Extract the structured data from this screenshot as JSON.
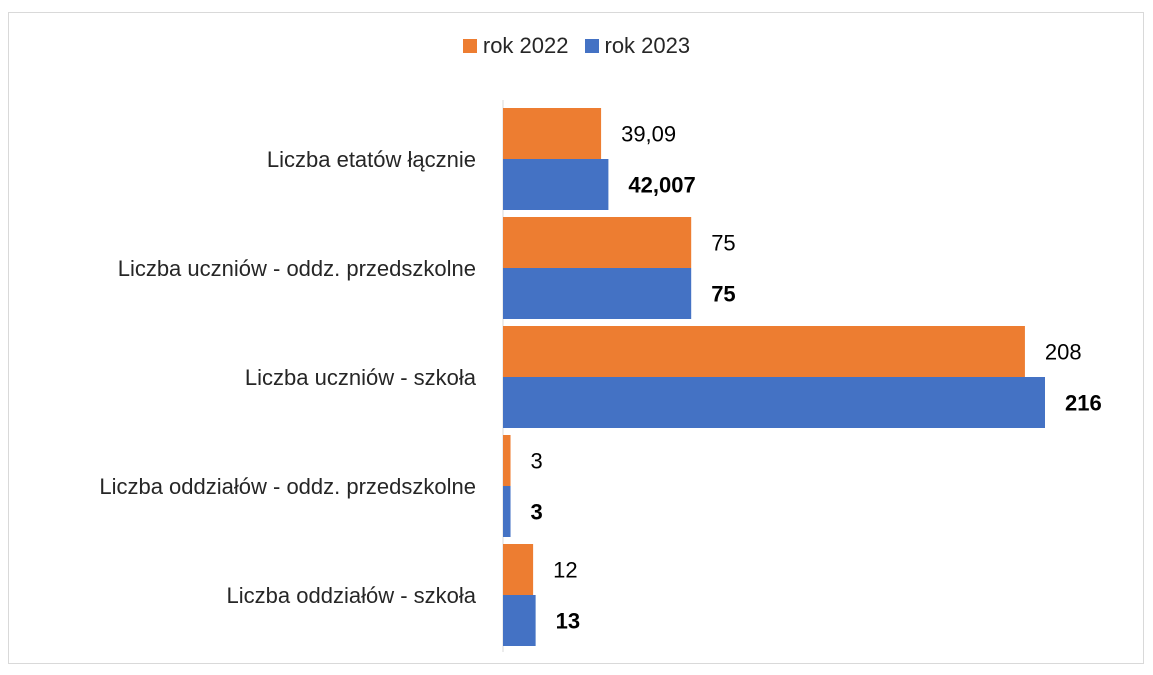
{
  "chart_data": {
    "type": "bar",
    "orientation": "horizontal",
    "title": "",
    "categories": [
      "Liczba etatów łącznie",
      "Liczba uczniów - oddz. przedszkolne",
      "Liczba uczniów - szkoła",
      "Liczba oddziałów - oddz. przedszkolne",
      "Liczba oddziałów - szkoła"
    ],
    "series": [
      {
        "name": "rok 2022",
        "color": "#ed7d31",
        "values": [
          39.09,
          75,
          208,
          3,
          12
        ],
        "labels": [
          "39,09",
          "75",
          "208",
          "3",
          "12"
        ],
        "label_bold": false
      },
      {
        "name": "rok 2023",
        "color": "#4472c4",
        "values": [
          42.007,
          75,
          216,
          3,
          13
        ],
        "labels": [
          "42,007",
          "75",
          "216",
          "3",
          "13"
        ],
        "label_bold": true
      }
    ],
    "xlim": [
      0,
      240
    ],
    "grid": false,
    "legend_position": "top"
  }
}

● WHAT IS NEEDED
Quote all the lines above exactly as given. Do not include the pictures.

● ANSWER TO THIS EXERCISE
Extract the structured data from this screenshot as JSON.
{
  "chart_data": {
    "type": "bar",
    "orientation": "horizontal",
    "title": "",
    "categories": [
      "Liczba etatów łącznie",
      "Liczba uczniów - oddz. przedszkolne",
      "Liczba uczniów - szkoła",
      "Liczba oddziałów - oddz. przedszkolne",
      "Liczba oddziałów - szkoła"
    ],
    "series": [
      {
        "name": "rok 2022",
        "color": "#ed7d31",
        "values": [
          39.09,
          75,
          208,
          3,
          12
        ],
        "labels": [
          "39,09",
          "75",
          "208",
          "3",
          "12"
        ],
        "label_bold": false
      },
      {
        "name": "rok 2023",
        "color": "#4472c4",
        "values": [
          42.007,
          75,
          216,
          3,
          13
        ],
        "labels": [
          "42,007",
          "75",
          "216",
          "3",
          "13"
        ],
        "label_bold": true
      }
    ],
    "xlim": [
      0,
      240
    ],
    "grid": false,
    "legend_position": "top"
  }
}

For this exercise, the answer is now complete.